Written problem → Note how many lines hold "name" and report that number by itself.
-------- Dataset extract
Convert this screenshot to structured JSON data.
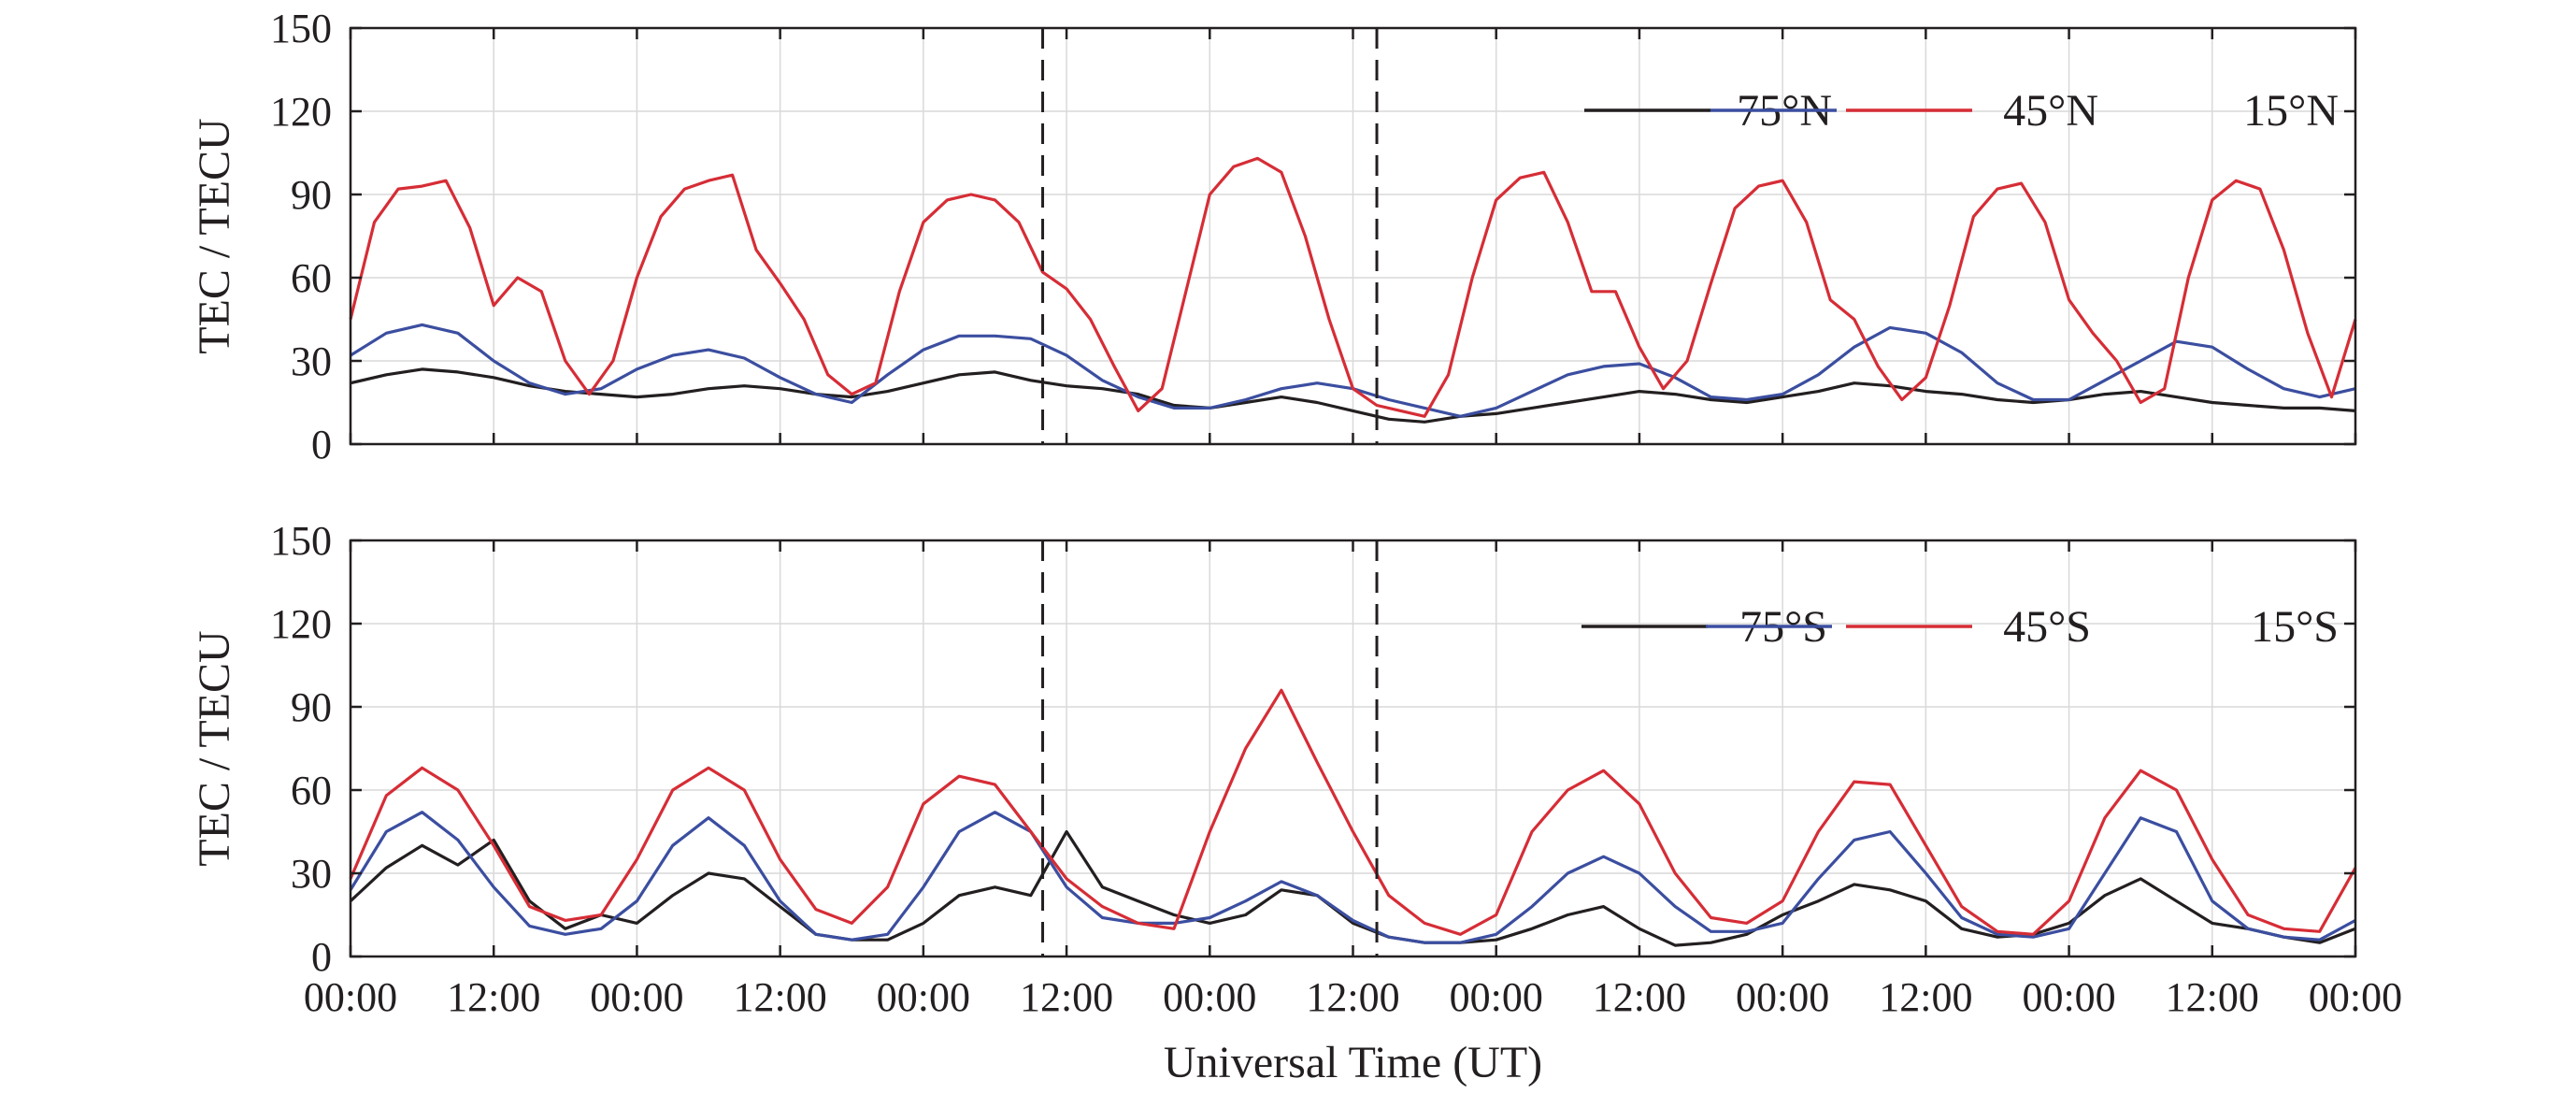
{
  "chart_data": [
    {
      "type": "line",
      "panel": "top",
      "ylabel": "TEC / TECU",
      "xlabel": "",
      "ylim": [
        0,
        150
      ],
      "yticks": [
        0,
        30,
        60,
        90,
        120,
        150
      ],
      "xlim": [
        0,
        168
      ],
      "xticks": [
        0,
        12,
        24,
        36,
        48,
        60,
        72,
        84,
        96,
        108,
        120,
        132,
        144,
        156,
        168
      ],
      "xtick_labels": [
        "",
        "",
        "",
        "",
        "",
        "",
        "",
        "",
        "",
        "",
        "",
        "",
        "",
        "",
        ""
      ],
      "grid": true,
      "legend_position": "top-right",
      "vertical_dashed_lines": [
        58,
        86
      ],
      "series": [
        {
          "name": "75°N",
          "color": "#231f20",
          "x": [
            0,
            3,
            6,
            9,
            12,
            15,
            18,
            21,
            24,
            27,
            30,
            33,
            36,
            39,
            42,
            45,
            48,
            51,
            54,
            57,
            60,
            63,
            66,
            69,
            72,
            75,
            78,
            81,
            84,
            87,
            90,
            93,
            96,
            99,
            102,
            105,
            108,
            111,
            114,
            117,
            120,
            123,
            126,
            129,
            132,
            135,
            138,
            141,
            144,
            147,
            150,
            153,
            156,
            159,
            162,
            165,
            168
          ],
          "y": [
            22,
            25,
            27,
            26,
            24,
            21,
            19,
            18,
            17,
            18,
            20,
            21,
            20,
            18,
            17,
            19,
            22,
            25,
            26,
            23,
            21,
            20,
            18,
            14,
            13,
            15,
            17,
            15,
            12,
            9,
            8,
            10,
            11,
            13,
            15,
            17,
            19,
            18,
            16,
            15,
            17,
            19,
            22,
            21,
            19,
            18,
            16,
            15,
            16,
            18,
            19,
            17,
            15,
            14,
            13,
            13,
            12
          ]
        },
        {
          "name": "45°N",
          "color": "#3b4ea0",
          "x": [
            0,
            3,
            6,
            9,
            12,
            15,
            18,
            21,
            24,
            27,
            30,
            33,
            36,
            39,
            42,
            45,
            48,
            51,
            54,
            57,
            60,
            63,
            66,
            69,
            72,
            75,
            78,
            81,
            84,
            87,
            90,
            93,
            96,
            99,
            102,
            105,
            108,
            111,
            114,
            117,
            120,
            123,
            126,
            129,
            132,
            135,
            138,
            141,
            144,
            147,
            150,
            153,
            156,
            159,
            162,
            165,
            168
          ],
          "y": [
            32,
            40,
            43,
            40,
            30,
            22,
            18,
            20,
            27,
            32,
            34,
            31,
            24,
            18,
            15,
            25,
            34,
            39,
            39,
            38,
            32,
            23,
            17,
            13,
            13,
            16,
            20,
            22,
            20,
            16,
            13,
            10,
            13,
            19,
            25,
            28,
            29,
            24,
            17,
            16,
            18,
            25,
            35,
            42,
            40,
            33,
            22,
            16,
            16,
            23,
            30,
            37,
            35,
            27,
            20,
            17,
            20
          ]
        },
        {
          "name": "15°N",
          "color": "#d62d36",
          "x": [
            0,
            2,
            4,
            6,
            8,
            10,
            12,
            14,
            16,
            18,
            20,
            22,
            24,
            26,
            28,
            30,
            32,
            34,
            36,
            38,
            40,
            42,
            44,
            46,
            48,
            50,
            52,
            54,
            56,
            58,
            60,
            62,
            64,
            66,
            68,
            70,
            72,
            74,
            76,
            78,
            80,
            82,
            84,
            86,
            88,
            90,
            92,
            94,
            96,
            98,
            100,
            102,
            104,
            106,
            108,
            110,
            112,
            114,
            116,
            118,
            120,
            122,
            124,
            126,
            128,
            130,
            132,
            134,
            136,
            138,
            140,
            142,
            144,
            146,
            148,
            150,
            152,
            154,
            156,
            158,
            160,
            162,
            164,
            166,
            168
          ],
          "y": [
            45,
            80,
            92,
            93,
            95,
            78,
            50,
            60,
            55,
            30,
            18,
            30,
            60,
            82,
            92,
            95,
            97,
            70,
            58,
            45,
            25,
            18,
            22,
            55,
            80,
            88,
            90,
            88,
            80,
            62,
            56,
            45,
            28,
            12,
            20,
            55,
            90,
            100,
            103,
            98,
            75,
            45,
            20,
            14,
            12,
            10,
            25,
            60,
            88,
            96,
            98,
            80,
            55,
            55,
            35,
            20,
            30,
            58,
            85,
            93,
            95,
            80,
            52,
            45,
            28,
            16,
            24,
            50,
            82,
            92,
            94,
            80,
            52,
            40,
            30,
            15,
            20,
            60,
            88,
            95,
            92,
            70,
            40,
            17,
            45
          ]
        }
      ]
    },
    {
      "type": "line",
      "panel": "bottom",
      "ylabel": "TEC / TECU",
      "xlabel": "Universal Time (UT)",
      "ylim": [
        0,
        150
      ],
      "yticks": [
        0,
        30,
        60,
        90,
        120,
        150
      ],
      "xlim": [
        0,
        168
      ],
      "xticks": [
        0,
        12,
        24,
        36,
        48,
        60,
        72,
        84,
        96,
        108,
        120,
        132,
        144,
        156,
        168
      ],
      "xtick_labels": [
        "00:00",
        "12:00",
        "00:00",
        "12:00",
        "00:00",
        "12:00",
        "00:00",
        "12:00",
        "00:00",
        "12:00",
        "00:00",
        "12:00",
        "00:00",
        "12:00",
        "00:00"
      ],
      "grid": true,
      "legend_position": "top-right",
      "vertical_dashed_lines": [
        58,
        86
      ],
      "series": [
        {
          "name": "75°S",
          "color": "#231f20",
          "x": [
            0,
            3,
            6,
            9,
            12,
            15,
            18,
            21,
            24,
            27,
            30,
            33,
            36,
            39,
            42,
            45,
            48,
            51,
            54,
            57,
            60,
            63,
            66,
            69,
            72,
            75,
            78,
            81,
            84,
            87,
            90,
            93,
            96,
            99,
            102,
            105,
            108,
            111,
            114,
            117,
            120,
            123,
            126,
            129,
            132,
            135,
            138,
            141,
            144,
            147,
            150,
            153,
            156,
            159,
            162,
            165,
            168
          ],
          "y": [
            20,
            32,
            40,
            33,
            42,
            20,
            10,
            15,
            12,
            22,
            30,
            28,
            18,
            8,
            6,
            6,
            12,
            22,
            25,
            22,
            45,
            25,
            20,
            15,
            12,
            15,
            24,
            22,
            12,
            7,
            5,
            5,
            6,
            10,
            15,
            18,
            10,
            4,
            5,
            8,
            15,
            20,
            26,
            24,
            20,
            10,
            7,
            8,
            12,
            22,
            28,
            20,
            12,
            10,
            7,
            5,
            10
          ]
        },
        {
          "name": "45°S",
          "color": "#3b4ea0",
          "x": [
            0,
            3,
            6,
            9,
            12,
            15,
            18,
            21,
            24,
            27,
            30,
            33,
            36,
            39,
            42,
            45,
            48,
            51,
            54,
            57,
            60,
            63,
            66,
            69,
            72,
            75,
            78,
            81,
            84,
            87,
            90,
            93,
            96,
            99,
            102,
            105,
            108,
            111,
            114,
            117,
            120,
            123,
            126,
            129,
            132,
            135,
            138,
            141,
            144,
            147,
            150,
            153,
            156,
            159,
            162,
            165,
            168
          ],
          "y": [
            24,
            45,
            52,
            42,
            25,
            11,
            8,
            10,
            20,
            40,
            50,
            40,
            20,
            8,
            6,
            8,
            25,
            45,
            52,
            45,
            25,
            14,
            12,
            12,
            14,
            20,
            27,
            22,
            13,
            7,
            5,
            5,
            8,
            18,
            30,
            36,
            30,
            18,
            9,
            9,
            12,
            28,
            42,
            45,
            30,
            14,
            8,
            7,
            10,
            30,
            50,
            45,
            20,
            10,
            7,
            6,
            13
          ]
        },
        {
          "name": "15°S",
          "color": "#d62d36",
          "x": [
            0,
            3,
            6,
            9,
            12,
            15,
            18,
            21,
            24,
            27,
            30,
            33,
            36,
            39,
            42,
            45,
            48,
            51,
            54,
            57,
            60,
            63,
            66,
            69,
            72,
            75,
            78,
            81,
            84,
            87,
            90,
            93,
            96,
            99,
            102,
            105,
            108,
            111,
            114,
            117,
            120,
            123,
            126,
            129,
            132,
            135,
            138,
            141,
            144,
            147,
            150,
            153,
            156,
            159,
            162,
            165,
            168
          ],
          "y": [
            28,
            58,
            68,
            60,
            40,
            18,
            13,
            15,
            35,
            60,
            68,
            60,
            35,
            17,
            12,
            25,
            55,
            65,
            62,
            45,
            28,
            18,
            12,
            10,
            45,
            75,
            96,
            70,
            45,
            22,
            12,
            8,
            15,
            45,
            60,
            67,
            55,
            30,
            14,
            12,
            20,
            45,
            63,
            62,
            40,
            18,
            9,
            8,
            20,
            50,
            67,
            60,
            35,
            15,
            10,
            9,
            32
          ]
        }
      ]
    }
  ]
}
----------------
Response below → 6